### STATED EXERCISE
Recast the lines from the line with "- Ellipse shape: [531, 198, 597, 244]" to the line with "- Ellipse shape: [650, 154, 712, 197]" as a JSON list of strings, one string per line, with blank lines omitted.

## START RECORDS FOR THIS EXERCISE

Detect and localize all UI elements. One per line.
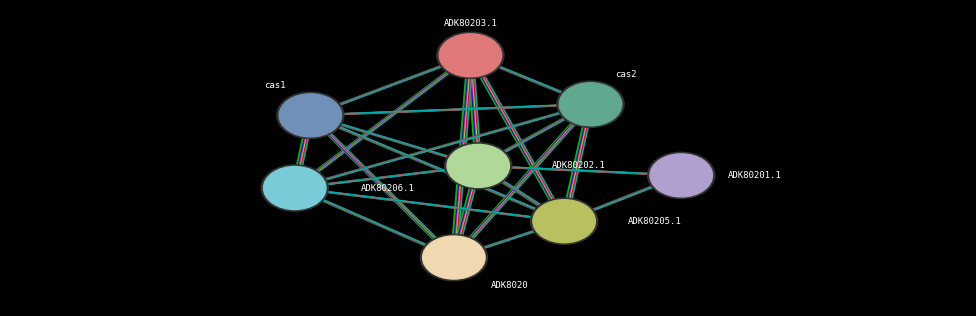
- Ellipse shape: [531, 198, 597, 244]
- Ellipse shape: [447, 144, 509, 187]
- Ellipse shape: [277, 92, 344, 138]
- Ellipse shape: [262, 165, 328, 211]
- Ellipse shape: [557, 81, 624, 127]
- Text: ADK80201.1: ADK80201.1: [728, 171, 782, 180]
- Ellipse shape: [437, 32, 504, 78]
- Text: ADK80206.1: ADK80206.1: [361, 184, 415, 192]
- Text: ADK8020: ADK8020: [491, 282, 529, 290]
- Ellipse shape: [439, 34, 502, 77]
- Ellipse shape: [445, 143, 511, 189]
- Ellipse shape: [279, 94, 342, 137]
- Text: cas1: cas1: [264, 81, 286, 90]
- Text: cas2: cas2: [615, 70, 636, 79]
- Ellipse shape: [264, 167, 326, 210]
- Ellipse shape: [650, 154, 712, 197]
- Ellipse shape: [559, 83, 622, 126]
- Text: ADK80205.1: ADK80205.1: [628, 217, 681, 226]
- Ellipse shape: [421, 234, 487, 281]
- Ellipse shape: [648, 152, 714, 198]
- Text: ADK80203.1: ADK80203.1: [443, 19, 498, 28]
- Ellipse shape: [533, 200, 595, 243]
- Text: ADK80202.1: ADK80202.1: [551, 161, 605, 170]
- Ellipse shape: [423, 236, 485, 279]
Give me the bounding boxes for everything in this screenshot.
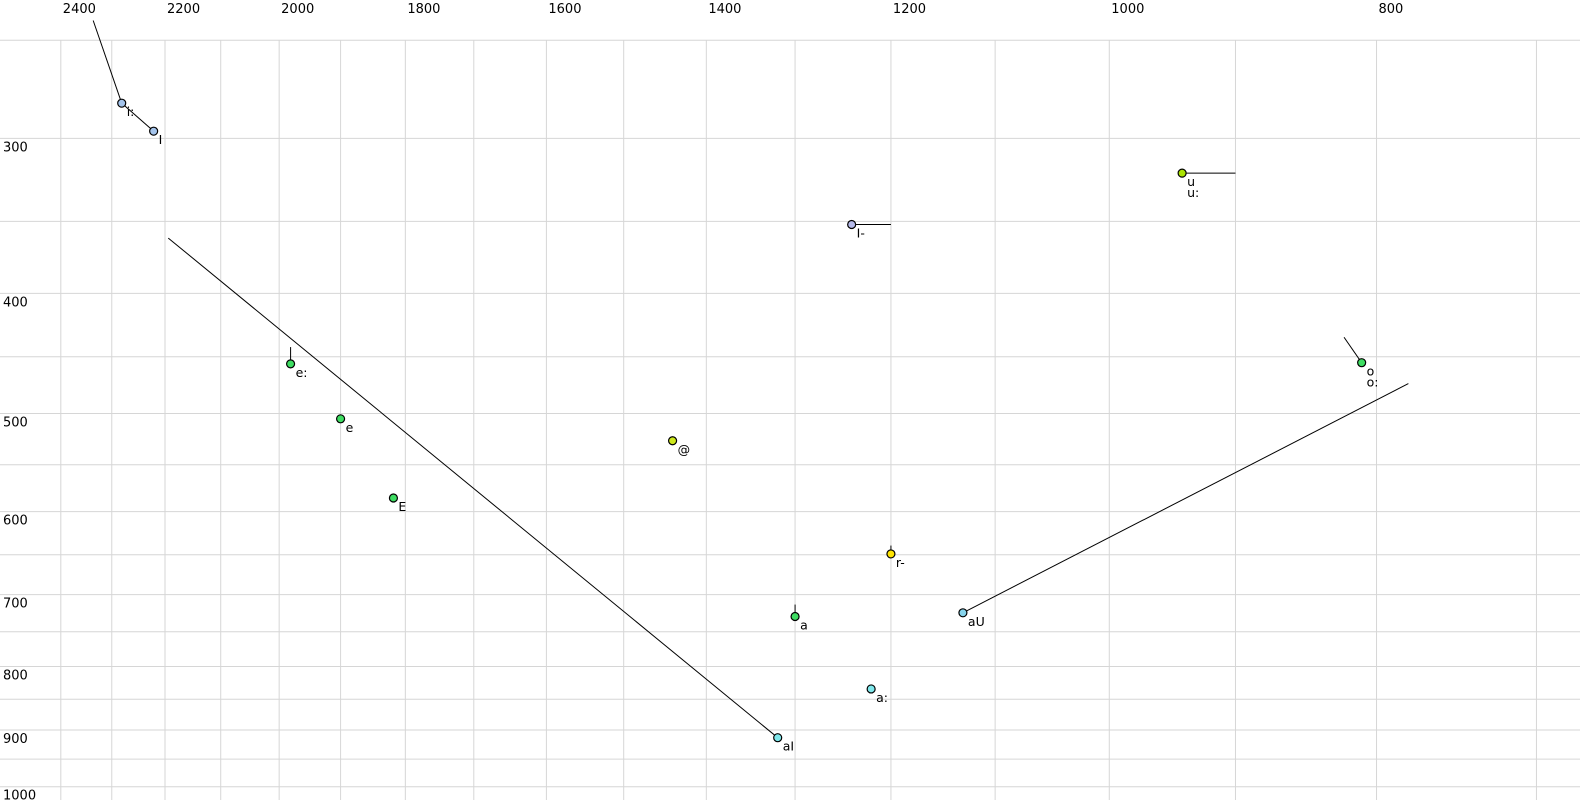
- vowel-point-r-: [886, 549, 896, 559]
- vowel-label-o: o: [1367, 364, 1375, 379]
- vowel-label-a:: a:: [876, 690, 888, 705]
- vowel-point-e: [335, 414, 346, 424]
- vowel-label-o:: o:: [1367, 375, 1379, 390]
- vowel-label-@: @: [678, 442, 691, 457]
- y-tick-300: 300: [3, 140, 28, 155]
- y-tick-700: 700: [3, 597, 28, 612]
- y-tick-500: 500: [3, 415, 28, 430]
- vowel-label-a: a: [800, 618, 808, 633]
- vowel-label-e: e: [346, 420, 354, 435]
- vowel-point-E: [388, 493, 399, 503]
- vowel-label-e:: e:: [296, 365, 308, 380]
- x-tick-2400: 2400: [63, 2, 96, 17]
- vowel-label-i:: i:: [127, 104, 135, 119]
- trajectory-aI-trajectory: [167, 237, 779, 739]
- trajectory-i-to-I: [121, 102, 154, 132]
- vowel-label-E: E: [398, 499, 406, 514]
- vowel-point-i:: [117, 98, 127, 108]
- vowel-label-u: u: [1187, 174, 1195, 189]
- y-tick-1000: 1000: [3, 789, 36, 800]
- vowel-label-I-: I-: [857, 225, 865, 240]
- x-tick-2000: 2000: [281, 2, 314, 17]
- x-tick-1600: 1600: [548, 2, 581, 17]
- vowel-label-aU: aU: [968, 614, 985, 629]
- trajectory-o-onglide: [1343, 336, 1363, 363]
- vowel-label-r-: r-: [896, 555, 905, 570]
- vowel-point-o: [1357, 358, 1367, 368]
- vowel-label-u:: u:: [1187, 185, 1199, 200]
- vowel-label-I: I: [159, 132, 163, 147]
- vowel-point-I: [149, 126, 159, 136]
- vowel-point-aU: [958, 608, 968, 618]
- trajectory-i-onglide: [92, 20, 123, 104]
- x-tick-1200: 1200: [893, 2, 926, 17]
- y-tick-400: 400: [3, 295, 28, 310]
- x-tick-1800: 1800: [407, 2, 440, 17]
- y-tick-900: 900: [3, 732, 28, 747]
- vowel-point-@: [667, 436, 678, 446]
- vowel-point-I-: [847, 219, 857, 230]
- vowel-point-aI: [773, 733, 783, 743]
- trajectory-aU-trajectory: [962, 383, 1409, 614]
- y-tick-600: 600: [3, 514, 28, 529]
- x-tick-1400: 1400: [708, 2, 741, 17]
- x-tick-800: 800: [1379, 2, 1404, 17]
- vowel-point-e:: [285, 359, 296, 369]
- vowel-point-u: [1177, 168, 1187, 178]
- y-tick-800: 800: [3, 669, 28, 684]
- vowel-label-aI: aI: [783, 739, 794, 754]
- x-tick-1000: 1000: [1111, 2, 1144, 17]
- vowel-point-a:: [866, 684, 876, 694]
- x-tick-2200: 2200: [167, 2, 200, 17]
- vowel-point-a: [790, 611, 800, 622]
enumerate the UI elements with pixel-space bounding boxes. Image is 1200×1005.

## END RECORDS FOR THIS EXERCISE

### WORKED ANSWER
[
  "- Ellipse shape: [531, 198, 597, 244]",
  "- Ellipse shape: [447, 144, 509, 187]",
  "- Ellipse shape: [277, 92, 344, 138]",
  "- Ellipse shape: [262, 165, 328, 211]",
  "- Ellipse shape: [557, 81, 624, 127]",
  "- Text: ADK80201.1: ADK80201.1: [728, 171, 782, 180]",
  "- Ellipse shape: [437, 32, 504, 78]",
  "- Text: ADK80206.1: ADK80206.1: [361, 184, 415, 192]",
  "- Text: ADK8020: ADK8020: [491, 282, 529, 290]",
  "- Ellipse shape: [439, 34, 502, 77]",
  "- Ellipse shape: [445, 143, 511, 189]",
  "- Ellipse shape: [279, 94, 342, 137]",
  "- Text: cas1: cas1: [264, 81, 286, 90]",
  "- Text: cas2: cas2: [615, 70, 636, 79]",
  "- Ellipse shape: [264, 167, 326, 210]",
  "- Ellipse shape: [650, 154, 712, 197]"
]